The data below is to be returned in full and exactly.

* Material provided
********

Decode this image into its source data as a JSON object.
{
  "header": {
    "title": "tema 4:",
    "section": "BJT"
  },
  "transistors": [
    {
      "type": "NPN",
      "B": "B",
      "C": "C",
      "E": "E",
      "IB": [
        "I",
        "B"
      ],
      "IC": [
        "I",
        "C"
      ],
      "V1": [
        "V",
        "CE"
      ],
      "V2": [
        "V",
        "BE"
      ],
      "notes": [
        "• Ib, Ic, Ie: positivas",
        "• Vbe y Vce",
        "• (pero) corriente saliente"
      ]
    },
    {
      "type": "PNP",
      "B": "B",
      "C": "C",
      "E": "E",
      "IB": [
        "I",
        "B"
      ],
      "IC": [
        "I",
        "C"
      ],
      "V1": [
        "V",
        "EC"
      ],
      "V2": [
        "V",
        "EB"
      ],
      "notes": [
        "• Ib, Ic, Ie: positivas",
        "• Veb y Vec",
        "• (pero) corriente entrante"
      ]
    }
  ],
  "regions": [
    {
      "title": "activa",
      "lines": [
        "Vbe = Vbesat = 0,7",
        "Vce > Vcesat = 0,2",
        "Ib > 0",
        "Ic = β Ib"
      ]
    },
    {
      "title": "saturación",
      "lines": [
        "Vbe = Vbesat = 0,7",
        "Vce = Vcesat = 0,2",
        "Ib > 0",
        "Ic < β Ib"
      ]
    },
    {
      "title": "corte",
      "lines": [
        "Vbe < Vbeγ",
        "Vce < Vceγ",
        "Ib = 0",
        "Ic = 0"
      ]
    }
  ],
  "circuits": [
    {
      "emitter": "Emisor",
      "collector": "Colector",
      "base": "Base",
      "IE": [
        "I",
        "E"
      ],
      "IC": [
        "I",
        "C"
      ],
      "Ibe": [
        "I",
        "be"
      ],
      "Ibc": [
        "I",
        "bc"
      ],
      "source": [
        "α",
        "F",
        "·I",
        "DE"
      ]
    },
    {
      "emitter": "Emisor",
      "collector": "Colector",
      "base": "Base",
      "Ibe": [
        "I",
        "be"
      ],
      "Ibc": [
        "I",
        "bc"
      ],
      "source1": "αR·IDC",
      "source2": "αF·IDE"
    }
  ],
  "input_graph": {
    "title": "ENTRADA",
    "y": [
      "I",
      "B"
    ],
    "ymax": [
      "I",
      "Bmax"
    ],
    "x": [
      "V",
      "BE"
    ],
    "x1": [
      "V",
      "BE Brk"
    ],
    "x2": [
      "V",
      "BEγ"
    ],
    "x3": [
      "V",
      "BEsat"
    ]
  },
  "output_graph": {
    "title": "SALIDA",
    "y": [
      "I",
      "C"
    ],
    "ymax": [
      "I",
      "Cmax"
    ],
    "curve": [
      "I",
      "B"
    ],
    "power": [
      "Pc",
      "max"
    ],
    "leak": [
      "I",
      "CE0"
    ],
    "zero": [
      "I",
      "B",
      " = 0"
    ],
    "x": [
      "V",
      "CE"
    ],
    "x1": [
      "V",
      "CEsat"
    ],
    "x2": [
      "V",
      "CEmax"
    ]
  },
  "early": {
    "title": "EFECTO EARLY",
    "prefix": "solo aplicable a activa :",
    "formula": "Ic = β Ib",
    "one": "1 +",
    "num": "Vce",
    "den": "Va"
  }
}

********

* Answer to this exercise
Decode this image into its source data as a JSON object.
{
  "header": {
    "title": "tema 4:",
    "section": "BJT"
  },
  "transistors": [
    {
      "type": "NPN",
      "B": "B",
      "C": "C",
      "E": "E",
      "IB": [
        "I",
        "B"
      ],
      "IC": [
        "I",
        "C"
      ],
      "V1": [
        "V",
        "CE"
      ],
      "V2": [
        "V",
        "BE"
      ],
      "notes": [
        "• Ib, Ic, Ie: positivas",
        "• Vbe y Vce",
        "• (pero) corriente saliente"
      ]
    },
    {
      "type": "PNP",
      "B": "B",
      "C": "C",
      "E": "E",
      "IB": [
        "I",
        "B"
      ],
      "IC": [
        "I",
        "C"
      ],
      "V1": [
        "V",
        "EC"
      ],
      "V2": [
        "V",
        "EB"
      ],
      "notes": [
        "• Ib, Ic, Ie: positivas",
        "• Veb y Vec",
        "• (pero) corriente entrante"
      ]
    }
  ],
  "regions": [
    {
      "title": "activa",
      "lines": [
        "Vbe = Vbesat = 0,7",
        "Vce > Vcesat = 0,2",
        "Ib > 0",
        "Ic = β Ib"
      ]
    },
    {
      "title": "saturación",
      "lines": [
        "Vbe = Vbesat = 0,7",
        "Vce = Vcesat = 0,2",
        "Ib > 0",
        "Ic < β Ib"
      ]
    },
    {
      "title": "corte",
      "lines": [
        "Vbe < Vbeγ",
        "Vce < Vceγ",
        "Ib = 0",
        "Ic = 0"
      ]
    }
  ],
  "circuits": [
    {
      "emitter": "Emisor",
      "collector": "Colector",
      "base": "Base",
      "IE": [
        "I",
        "E"
      ],
      "IC": [
        "I",
        "C"
      ],
      "Ibe": [
        "I",
        "be"
      ],
      "Ibc": [
        "I",
        "bc"
      ],
      "source": [
        "α",
        "F",
        "·I",
        "DE"
      ]
    },
    {
      "emitter": "Emisor",
      "collector": "Colector",
      "base": "Base",
      "Ibe": [
        "I",
        "be"
      ],
      "Ibc": [
        "I",
        "bc"
      ],
      "source1": "αR·IDC",
      "source2": "αF·IDE"
    }
  ],
  "input_graph": {
    "title": "ENTRADA",
    "y": [
      "I",
      "B"
    ],
    "ymax": [
      "I",
      "Bmax"
    ],
    "x": [
      "V",
      "BE"
    ],
    "x1": [
      "V",
      "BE Brk"
    ],
    "x2": [
      "V",
      "BEγ"
    ],
    "x3": [
      "V",
      "BEsat"
    ]
  },
  "output_graph": {
    "title": "SALIDA",
    "y": [
      "I",
      "C"
    ],
    "ymax": [
      "I",
      "Cmax"
    ],
    "curve": [
      "I",
      "B"
    ],
    "power": [
      "Pc",
      "max"
    ],
    "leak": [
      "I",
      "CE0"
    ],
    "zero": [
      "I",
      "B",
      " = 0"
    ],
    "x": [
      "V",
      "CE"
    ],
    "x1": [
      "V",
      "CEsat"
    ],
    "x2": [
      "V",
      "CEmax"
    ]
  },
  "early": {
    "title": "EFECTO EARLY",
    "prefix": "solo aplicable a activa :",
    "formula": "Ic = β Ib",
    "one": "1 +",
    "num": "Vce",
    "den": "Va"
  }
}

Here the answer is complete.